:: DATA SUPPLIED ::

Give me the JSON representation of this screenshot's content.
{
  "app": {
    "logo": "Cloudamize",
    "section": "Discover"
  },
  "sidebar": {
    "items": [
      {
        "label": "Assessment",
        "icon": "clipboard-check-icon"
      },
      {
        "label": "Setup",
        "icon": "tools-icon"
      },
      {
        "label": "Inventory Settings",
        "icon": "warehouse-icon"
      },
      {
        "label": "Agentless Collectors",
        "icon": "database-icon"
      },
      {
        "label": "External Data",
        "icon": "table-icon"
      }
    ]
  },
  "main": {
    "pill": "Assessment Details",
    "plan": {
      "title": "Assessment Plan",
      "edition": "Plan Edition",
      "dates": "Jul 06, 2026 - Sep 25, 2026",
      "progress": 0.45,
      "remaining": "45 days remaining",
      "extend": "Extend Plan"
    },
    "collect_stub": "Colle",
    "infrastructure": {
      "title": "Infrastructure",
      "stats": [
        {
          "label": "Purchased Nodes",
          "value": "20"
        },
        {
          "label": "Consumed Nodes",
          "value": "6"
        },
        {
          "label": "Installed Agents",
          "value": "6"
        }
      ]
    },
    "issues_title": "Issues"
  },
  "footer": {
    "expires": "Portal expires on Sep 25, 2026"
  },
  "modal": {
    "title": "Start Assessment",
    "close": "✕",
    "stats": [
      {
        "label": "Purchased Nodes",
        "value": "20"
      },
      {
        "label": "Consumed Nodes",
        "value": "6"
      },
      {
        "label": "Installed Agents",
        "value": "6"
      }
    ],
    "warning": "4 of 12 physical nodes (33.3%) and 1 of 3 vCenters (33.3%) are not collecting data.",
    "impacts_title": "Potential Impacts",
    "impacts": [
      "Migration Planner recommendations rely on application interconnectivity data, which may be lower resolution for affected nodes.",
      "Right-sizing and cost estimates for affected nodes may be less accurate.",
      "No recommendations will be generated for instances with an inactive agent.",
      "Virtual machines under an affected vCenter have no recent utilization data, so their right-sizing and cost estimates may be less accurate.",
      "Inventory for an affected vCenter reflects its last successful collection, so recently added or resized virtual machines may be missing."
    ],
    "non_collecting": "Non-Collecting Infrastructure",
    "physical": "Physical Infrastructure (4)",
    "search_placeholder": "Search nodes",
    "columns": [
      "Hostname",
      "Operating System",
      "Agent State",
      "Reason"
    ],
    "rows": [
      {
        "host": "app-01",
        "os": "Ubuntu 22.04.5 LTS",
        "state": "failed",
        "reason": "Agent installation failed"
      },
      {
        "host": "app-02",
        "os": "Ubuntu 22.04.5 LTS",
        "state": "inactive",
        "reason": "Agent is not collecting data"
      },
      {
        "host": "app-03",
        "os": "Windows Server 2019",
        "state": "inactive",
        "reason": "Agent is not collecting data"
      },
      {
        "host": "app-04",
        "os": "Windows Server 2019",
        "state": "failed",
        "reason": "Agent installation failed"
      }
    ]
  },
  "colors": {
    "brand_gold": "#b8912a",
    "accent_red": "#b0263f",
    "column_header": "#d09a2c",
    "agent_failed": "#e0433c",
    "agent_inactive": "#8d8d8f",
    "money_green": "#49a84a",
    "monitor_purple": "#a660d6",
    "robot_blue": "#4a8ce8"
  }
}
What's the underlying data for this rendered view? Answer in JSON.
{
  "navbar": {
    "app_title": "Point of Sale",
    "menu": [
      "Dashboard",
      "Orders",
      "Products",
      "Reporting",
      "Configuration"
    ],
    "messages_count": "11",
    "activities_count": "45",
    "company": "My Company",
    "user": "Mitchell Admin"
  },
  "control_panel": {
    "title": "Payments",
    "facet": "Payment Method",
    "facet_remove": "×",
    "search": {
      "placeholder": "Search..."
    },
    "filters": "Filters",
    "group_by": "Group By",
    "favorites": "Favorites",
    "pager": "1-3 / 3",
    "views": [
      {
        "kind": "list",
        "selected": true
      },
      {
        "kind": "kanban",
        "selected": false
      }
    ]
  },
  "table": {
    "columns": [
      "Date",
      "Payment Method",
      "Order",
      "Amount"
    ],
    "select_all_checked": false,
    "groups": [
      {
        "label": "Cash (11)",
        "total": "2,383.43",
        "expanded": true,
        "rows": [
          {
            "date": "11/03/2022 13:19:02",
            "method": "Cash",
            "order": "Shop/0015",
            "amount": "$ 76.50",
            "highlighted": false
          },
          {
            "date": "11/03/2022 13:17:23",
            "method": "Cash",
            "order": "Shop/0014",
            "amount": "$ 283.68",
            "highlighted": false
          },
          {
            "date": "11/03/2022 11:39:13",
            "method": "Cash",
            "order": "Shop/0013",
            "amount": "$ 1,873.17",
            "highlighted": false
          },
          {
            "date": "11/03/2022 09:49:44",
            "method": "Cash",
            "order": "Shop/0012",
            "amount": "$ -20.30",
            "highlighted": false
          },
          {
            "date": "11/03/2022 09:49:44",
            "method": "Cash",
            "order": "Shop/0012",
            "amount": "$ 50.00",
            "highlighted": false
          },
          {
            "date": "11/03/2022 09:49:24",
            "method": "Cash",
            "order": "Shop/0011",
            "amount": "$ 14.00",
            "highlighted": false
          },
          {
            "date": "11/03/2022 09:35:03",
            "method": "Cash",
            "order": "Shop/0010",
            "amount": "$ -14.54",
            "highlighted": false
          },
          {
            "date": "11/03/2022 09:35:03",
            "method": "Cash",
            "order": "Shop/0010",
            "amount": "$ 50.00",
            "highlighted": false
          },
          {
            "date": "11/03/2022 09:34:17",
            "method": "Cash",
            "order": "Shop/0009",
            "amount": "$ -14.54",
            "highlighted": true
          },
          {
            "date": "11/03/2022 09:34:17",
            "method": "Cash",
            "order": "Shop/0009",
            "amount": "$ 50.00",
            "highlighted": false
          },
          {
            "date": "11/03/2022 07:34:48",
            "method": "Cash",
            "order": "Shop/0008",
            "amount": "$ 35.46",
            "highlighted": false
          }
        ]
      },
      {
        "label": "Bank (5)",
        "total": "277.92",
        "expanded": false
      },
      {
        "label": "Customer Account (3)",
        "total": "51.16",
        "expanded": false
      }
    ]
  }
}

:::

[TASK BRIEF]
Repeat every line of the material exactly as given.

[RESULT OF THE TASK]
Give me the JSON representation of this screenshot's content.
{
  "app": {
    "logo": "Cloudamize",
    "section": "Discover"
  },
  "sidebar": {
    "items": [
      {
        "label": "Assessment",
        "icon": "clipboard-check-icon"
      },
      {
        "label": "Setup",
        "icon": "tools-icon"
      },
      {
        "label": "Inventory Settings",
        "icon": "warehouse-icon"
      },
      {
        "label": "Agentless Collectors",
        "icon": "database-icon"
      },
      {
        "label": "External Data",
        "icon": "table-icon"
      }
    ]
  },
  "main": {
    "pill": "Assessment Details",
    "plan": {
      "title": "Assessment Plan",
      "edition": "Plan Edition",
      "dates": "Jul 06, 2026 - Sep 25, 2026",
      "progress": 0.45,
      "remaining": "45 days remaining",
      "extend": "Extend Plan"
    },
    "collect_stub": "Colle",
    "infrastructure": {
      "title": "Infrastructure",
      "stats": [
        {
          "label": "Purchased Nodes",
          "value": "20"
        },
        {
          "label": "Consumed Nodes",
          "value": "6"
        },
        {
          "label": "Installed Agents",
          "value": "6"
        }
      ]
    },
    "issues_title": "Issues"
  },
  "footer": {
    "expires": "Portal expires on Sep 25, 2026"
  },
  "modal": {
    "title": "Start Assessment",
    "close": "✕",
    "stats": [
      {
        "label": "Purchased Nodes",
        "value": "20"
      },
      {
        "label": "Consumed Nodes",
        "value": "6"
      },
      {
        "label": "Installed Agents",
        "value": "6"
      }
    ],
    "warning": "4 of 12 physical nodes (33.3%) and 1 of 3 vCenters (33.3%) are not collecting data.",
    "impacts_title": "Potential Impacts",
    "impacts": [
      "Migration Planner recommendations rely on application interconnectivity data, which may be lower resolution for affected nodes.",
      "Right-sizing and cost estimates for affected nodes may be less accurate.",
      "No recommendations will be generated for instances with an inactive agent.",
      "Virtual machines under an affected vCenter have no recent utilization data, so their right-sizing and cost estimates may be less accurate.",
      "Inventory for an affected vCenter reflects its last successful collection, so recently added or resized virtual machines may be missing."
    ],
    "non_collecting": "Non-Collecting Infrastructure",
    "physical": "Physical Infrastructure (4)",
    "search_placeholder": "Search nodes",
    "columns": [
      "Hostname",
      "Operating System",
      "Agent State",
      "Reason"
    ],
    "rows": [
      {
        "host": "app-01",
        "os": "Ubuntu 22.04.5 LTS",
        "state": "failed",
        "reason": "Agent installation failed"
      },
      {
        "host": "app-02",
        "os": "Ubuntu 22.04.5 LTS",
        "state": "inactive",
        "reason": "Agent is not collecting data"
      },
      {
        "host": "app-03",
        "os": "Windows Server 2019",
        "state": "inactive",
        "reason": "Agent is not collecting data"
      },
      {
        "host": "app-04",
        "os": "Windows Server 2019",
        "state": "failed",
        "reason": "Agent installation failed"
      }
    ]
  },
  "colors": {
    "brand_gold": "#b8912a",
    "accent_red": "#b0263f",
    "column_header": "#d09a2c",
    "agent_failed": "#e0433c",
    "agent_inactive": "#8d8d8f",
    "money_green": "#49a84a",
    "monitor_purple": "#a660d6",
    "robot_blue": "#4a8ce8"
  }
}
What's the underlying data for this rendered view? Answer in JSON.
{
  "navbar": {
    "app_title": "Point of Sale",
    "menu": [
      "Dashboard",
      "Orders",
      "Products",
      "Reporting",
      "Configuration"
    ],
    "messages_count": "11",
    "activities_count": "45",
    "company": "My Company",
    "user": "Mitchell Admin"
  },
  "control_panel": {
    "title": "Payments",
    "facet": "Payment Method",
    "facet_remove": "×",
    "search": {
      "placeholder": "Search..."
    },
    "filters": "Filters",
    "group_by": "Group By",
    "favorites": "Favorites",
    "pager": "1-3 / 3",
    "views": [
      {
        "kind": "list",
        "selected": true
      },
      {
        "kind": "kanban",
        "selected": false
      }
    ]
  },
  "table": {
    "columns": [
      "Date",
      "Payment Method",
      "Order",
      "Amount"
    ],
    "select_all_checked": false,
    "groups": [
      {
        "label": "Cash (11)",
        "total": "2,383.43",
        "expanded": true,
        "rows": [
          {
            "date": "11/03/2022 13:19:02",
            "method": "Cash",
            "order": "Shop/0015",
            "amount": "$ 76.50",
            "highlighted": false
          },
          {
            "date": "11/03/2022 13:17:23",
            "method": "Cash",
            "order": "Shop/0014",
            "amount": "$ 283.68",
            "highlighted": false
          },
          {
            "date": "11/03/2022 11:39:13",
            "method": "Cash",
            "order": "Shop/0013",
            "amount": "$ 1,873.17",
            "highlighted": false
          },
          {
            "date": "11/03/2022 09:49:44",
            "method": "Cash",
            "order": "Shop/0012",
            "amount": "$ -20.30",
            "highlighted": false
          },
          {
            "date": "11/03/2022 09:49:44",
            "method": "Cash",
            "order": "Shop/0012",
            "amount": "$ 50.00",
            "highlighted": false
          },
          {
            "date": "11/03/2022 09:49:24",
            "method": "Cash",
            "order": "Shop/0011",
            "amount": "$ 14.00",
            "highlighted": false
          },
          {
            "date": "11/03/2022 09:35:03",
            "method": "Cash",
            "order": "Shop/0010",
            "amount": "$ -14.54",
            "highlighted": false
          },
          {
            "date": "11/03/2022 09:35:03",
            "method": "Cash",
            "order": "Shop/0010",
            "amount": "$ 50.00",
            "highlighted": false
          },
          {
            "date": "11/03/2022 09:34:17",
            "method": "Cash",
            "order": "Shop/0009",
            "amount": "$ -14.54",
            "highlighted": true
          },
          {
            "date": "11/03/2022 09:34:17",
            "method": "Cash",
            "order": "Shop/0009",
            "amount": "$ 50.00",
            "highlighted": false
          },
          {
            "date": "11/03/2022 07:34:48",
            "method": "Cash",
            "order": "Shop/0008",
            "amount": "$ 35.46",
            "highlighted": false
          }
        ]
      },
      {
        "label": "Bank (5)",
        "total": "277.92",
        "expanded": false
      },
      {
        "label": "Customer Account (3)",
        "total": "51.16",
        "expanded": false
      }
    ]
  }
}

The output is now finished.